In a dissenting opinion, Judge Sandra S. Ikuta accused the majority of going “off the rails” and adopting an “ad hoc” rule designed to help a single claimant in a single case.
Erin M. Riley and Gretchen Obrist, attorneys in Keller Rohrback LLP's Seattle office who represent plaintiffs in Employee Retirement Income Security Act cases, praised the Ninth Circuit's decision as a “breath of fresh air.”
“Very often in ERISA cases, key documents necessary to prove” an ERISA participant's “claims are in the possession of defendants—and for some reason (e.g., the documents are lost, or defendants refuse to produce them), the participant cannot obtain such documents,” Riley and Obrist told Bloomberg BNA in a joint e-mail on April 21. “It is a breath of fresh air for the Ninth Circuit to rule that ERISA plan sponsors will no longer be rewarded by a dismissal of such an action.”
Riley and Obrist said the court's decision “is consistent with the goals of ERISA and common sense.” They added that “federal courts have consistently said that ERISA has authorized them to create a body of federal common law around the statute, and this kind of burden-shifting is consistent with that statutory authorization.”
R. Bradford Huss, a defense-side ERISA lawyer with San Francisco-based Trucker Huss APC, raised concerns about the decision's potential effect on future ERISA cases.

TASKS TO CARRY OUT:
**a.** In the article on the Ninth Circuit ERISA ruling, which judge wrote the dissenting opinion?
**b.** Pick up the article on the Ninth Circuit ERISA ruling after its last sentence and continue it.

STORED DATA:
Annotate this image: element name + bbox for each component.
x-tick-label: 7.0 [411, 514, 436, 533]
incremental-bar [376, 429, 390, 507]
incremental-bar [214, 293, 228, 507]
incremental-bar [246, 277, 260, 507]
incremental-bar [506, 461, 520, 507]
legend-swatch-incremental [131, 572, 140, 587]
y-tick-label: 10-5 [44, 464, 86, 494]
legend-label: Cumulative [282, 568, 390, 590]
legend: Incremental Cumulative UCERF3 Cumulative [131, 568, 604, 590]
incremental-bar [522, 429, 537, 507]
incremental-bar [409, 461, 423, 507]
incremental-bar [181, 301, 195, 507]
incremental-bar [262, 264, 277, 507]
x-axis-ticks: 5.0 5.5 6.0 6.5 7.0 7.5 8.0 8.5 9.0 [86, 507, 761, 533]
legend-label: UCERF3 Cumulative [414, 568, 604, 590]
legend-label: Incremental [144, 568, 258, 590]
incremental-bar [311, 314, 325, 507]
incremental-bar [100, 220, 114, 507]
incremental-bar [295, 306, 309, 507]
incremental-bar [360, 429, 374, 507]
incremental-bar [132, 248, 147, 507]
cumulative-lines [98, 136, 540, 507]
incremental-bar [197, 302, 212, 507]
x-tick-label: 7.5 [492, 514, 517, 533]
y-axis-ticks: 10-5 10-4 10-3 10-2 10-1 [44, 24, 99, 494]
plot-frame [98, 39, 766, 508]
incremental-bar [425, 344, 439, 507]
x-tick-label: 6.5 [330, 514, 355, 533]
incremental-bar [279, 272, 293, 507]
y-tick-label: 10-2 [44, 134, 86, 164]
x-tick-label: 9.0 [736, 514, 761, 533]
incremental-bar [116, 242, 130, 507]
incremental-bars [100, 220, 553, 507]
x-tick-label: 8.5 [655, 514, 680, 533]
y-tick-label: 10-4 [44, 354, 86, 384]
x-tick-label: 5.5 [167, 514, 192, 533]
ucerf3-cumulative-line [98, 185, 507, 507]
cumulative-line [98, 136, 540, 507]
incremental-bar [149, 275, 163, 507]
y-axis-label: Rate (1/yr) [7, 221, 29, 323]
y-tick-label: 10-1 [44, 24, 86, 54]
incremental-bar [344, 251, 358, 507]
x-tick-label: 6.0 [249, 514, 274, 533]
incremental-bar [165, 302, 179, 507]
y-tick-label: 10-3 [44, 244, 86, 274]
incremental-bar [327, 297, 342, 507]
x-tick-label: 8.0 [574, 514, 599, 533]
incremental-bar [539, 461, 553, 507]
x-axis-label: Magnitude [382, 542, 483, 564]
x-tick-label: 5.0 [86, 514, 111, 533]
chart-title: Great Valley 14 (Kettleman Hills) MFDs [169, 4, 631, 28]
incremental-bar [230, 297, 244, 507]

YOUR WRITTEN ANSWERS:
**a.** Judge Sandra S. Ikuta

**b.**
“The dissent in this case clearly has the better view and the burden shifting imposed by the majority opinion may work to undercut long established ERISA precedent applying the abuse of discretion standard in benefit claim cases as well as the limits on discovery and on the use of extrinsic evidence by the courts,” Huss told Bloomberg BNA in an e-mail April 21.
Riley, Obrist and Huss weren't involved in the instant dispute.
The dispute arose when ADT Security Services denied pension benefits to Bruce H. Barton, a now-deceased employee who claimed he worked for multiple ADT-related entities between 1967 and 1986.
A federal judge in California upheld ADT's decision, finding that Barton failed to prove he had attained the 10 years of continuous service required by the ADT pension plan (142 PBD, 7/24/13).
The U.S. Court of Appeals for the Ninth Circuit reversed this decision in an April 21 opinion by Judge John B. Owens.
According to Owens, the district judge was wrong to place the burden of proof on Barton. That's because the ADT defendants—and not Barton—had the information necessary to determine whether the companies Barton worked for were participating employers in ADT's pension plan, Owens said.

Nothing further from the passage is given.